(Stored records)
□ □ □ □ □

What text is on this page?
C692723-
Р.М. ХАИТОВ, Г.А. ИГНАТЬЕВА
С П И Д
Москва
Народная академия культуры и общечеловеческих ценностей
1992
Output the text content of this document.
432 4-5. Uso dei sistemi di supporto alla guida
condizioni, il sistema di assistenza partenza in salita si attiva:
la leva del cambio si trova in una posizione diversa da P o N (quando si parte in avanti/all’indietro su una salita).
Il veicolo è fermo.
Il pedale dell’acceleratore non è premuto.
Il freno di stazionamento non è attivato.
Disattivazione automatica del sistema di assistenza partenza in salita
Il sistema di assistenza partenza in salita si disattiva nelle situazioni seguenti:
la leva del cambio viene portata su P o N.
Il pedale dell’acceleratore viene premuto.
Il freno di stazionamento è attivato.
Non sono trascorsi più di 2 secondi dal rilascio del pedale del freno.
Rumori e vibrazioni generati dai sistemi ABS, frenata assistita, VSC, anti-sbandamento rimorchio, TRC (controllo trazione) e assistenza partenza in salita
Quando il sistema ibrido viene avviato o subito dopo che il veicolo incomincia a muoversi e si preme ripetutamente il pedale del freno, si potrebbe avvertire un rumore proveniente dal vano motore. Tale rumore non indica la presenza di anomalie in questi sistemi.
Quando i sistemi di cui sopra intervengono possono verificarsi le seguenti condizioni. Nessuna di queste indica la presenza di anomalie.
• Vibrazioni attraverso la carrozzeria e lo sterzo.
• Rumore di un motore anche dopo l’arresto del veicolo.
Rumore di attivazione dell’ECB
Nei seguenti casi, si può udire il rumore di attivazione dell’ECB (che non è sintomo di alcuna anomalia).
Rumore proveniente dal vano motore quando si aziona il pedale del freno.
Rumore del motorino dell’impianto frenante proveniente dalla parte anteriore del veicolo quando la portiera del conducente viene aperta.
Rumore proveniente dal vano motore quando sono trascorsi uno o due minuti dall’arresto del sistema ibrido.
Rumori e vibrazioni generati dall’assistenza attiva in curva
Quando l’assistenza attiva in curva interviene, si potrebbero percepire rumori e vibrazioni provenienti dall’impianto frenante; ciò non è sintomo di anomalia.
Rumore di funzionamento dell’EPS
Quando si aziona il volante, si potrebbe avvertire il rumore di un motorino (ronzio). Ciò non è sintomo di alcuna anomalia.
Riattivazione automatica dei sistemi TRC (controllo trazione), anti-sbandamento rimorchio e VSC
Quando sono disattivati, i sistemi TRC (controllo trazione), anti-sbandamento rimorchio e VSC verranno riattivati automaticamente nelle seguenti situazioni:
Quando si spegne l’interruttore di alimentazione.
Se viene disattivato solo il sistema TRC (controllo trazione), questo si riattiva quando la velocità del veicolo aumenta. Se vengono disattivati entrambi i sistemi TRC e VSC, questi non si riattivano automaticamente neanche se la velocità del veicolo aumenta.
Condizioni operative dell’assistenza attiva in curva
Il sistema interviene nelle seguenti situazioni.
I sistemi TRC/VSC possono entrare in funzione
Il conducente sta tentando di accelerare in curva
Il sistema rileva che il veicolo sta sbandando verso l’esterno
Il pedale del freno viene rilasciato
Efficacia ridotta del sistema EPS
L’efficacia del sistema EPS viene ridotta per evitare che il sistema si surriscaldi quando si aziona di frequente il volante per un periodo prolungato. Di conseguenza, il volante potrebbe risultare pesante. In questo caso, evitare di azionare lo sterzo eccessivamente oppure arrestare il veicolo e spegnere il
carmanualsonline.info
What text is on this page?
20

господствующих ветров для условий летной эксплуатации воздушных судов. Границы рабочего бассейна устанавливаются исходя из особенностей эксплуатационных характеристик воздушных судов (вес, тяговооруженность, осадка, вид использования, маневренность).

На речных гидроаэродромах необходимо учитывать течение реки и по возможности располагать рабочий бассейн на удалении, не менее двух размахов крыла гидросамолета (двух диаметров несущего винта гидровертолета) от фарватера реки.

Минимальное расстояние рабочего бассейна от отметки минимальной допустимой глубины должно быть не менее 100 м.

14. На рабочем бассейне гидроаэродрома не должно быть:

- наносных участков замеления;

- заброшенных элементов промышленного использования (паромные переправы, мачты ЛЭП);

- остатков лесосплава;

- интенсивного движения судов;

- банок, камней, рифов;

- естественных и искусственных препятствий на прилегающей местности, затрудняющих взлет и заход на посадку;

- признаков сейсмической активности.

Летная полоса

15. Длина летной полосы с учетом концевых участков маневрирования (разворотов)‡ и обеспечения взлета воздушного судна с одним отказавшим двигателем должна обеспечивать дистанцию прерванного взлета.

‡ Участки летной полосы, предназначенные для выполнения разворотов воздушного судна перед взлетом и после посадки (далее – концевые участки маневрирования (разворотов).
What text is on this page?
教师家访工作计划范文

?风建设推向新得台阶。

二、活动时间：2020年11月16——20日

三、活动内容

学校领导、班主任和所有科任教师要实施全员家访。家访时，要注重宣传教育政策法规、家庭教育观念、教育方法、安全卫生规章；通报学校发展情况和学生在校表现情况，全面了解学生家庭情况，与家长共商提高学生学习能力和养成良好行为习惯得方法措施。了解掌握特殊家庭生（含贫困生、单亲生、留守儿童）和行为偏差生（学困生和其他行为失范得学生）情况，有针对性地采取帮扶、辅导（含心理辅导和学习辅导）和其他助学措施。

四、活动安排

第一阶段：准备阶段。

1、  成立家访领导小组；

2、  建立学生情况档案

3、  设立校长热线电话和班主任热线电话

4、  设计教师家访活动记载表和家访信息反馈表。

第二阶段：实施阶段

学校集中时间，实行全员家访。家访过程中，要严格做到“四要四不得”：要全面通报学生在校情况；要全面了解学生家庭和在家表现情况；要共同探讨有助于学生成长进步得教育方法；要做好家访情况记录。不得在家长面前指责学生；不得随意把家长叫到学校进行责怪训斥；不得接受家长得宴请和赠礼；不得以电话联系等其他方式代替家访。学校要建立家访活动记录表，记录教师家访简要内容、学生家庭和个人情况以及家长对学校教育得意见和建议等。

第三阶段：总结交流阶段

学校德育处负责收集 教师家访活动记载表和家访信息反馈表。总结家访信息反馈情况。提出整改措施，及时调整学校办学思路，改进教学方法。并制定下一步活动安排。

□ □ □ □ □

→ **PROBLEM REQUIREMENTS**: From the listing above, collect each line in which the string "arresto" appears.

→ **WRITTEN RESPONSE**:
• Rumore di un motore anche dopo l’arresto del veicolo.
Rumore proveniente dal vano motore quando sono trascorsi uno o due minuti dall’arresto del sistema ibrido.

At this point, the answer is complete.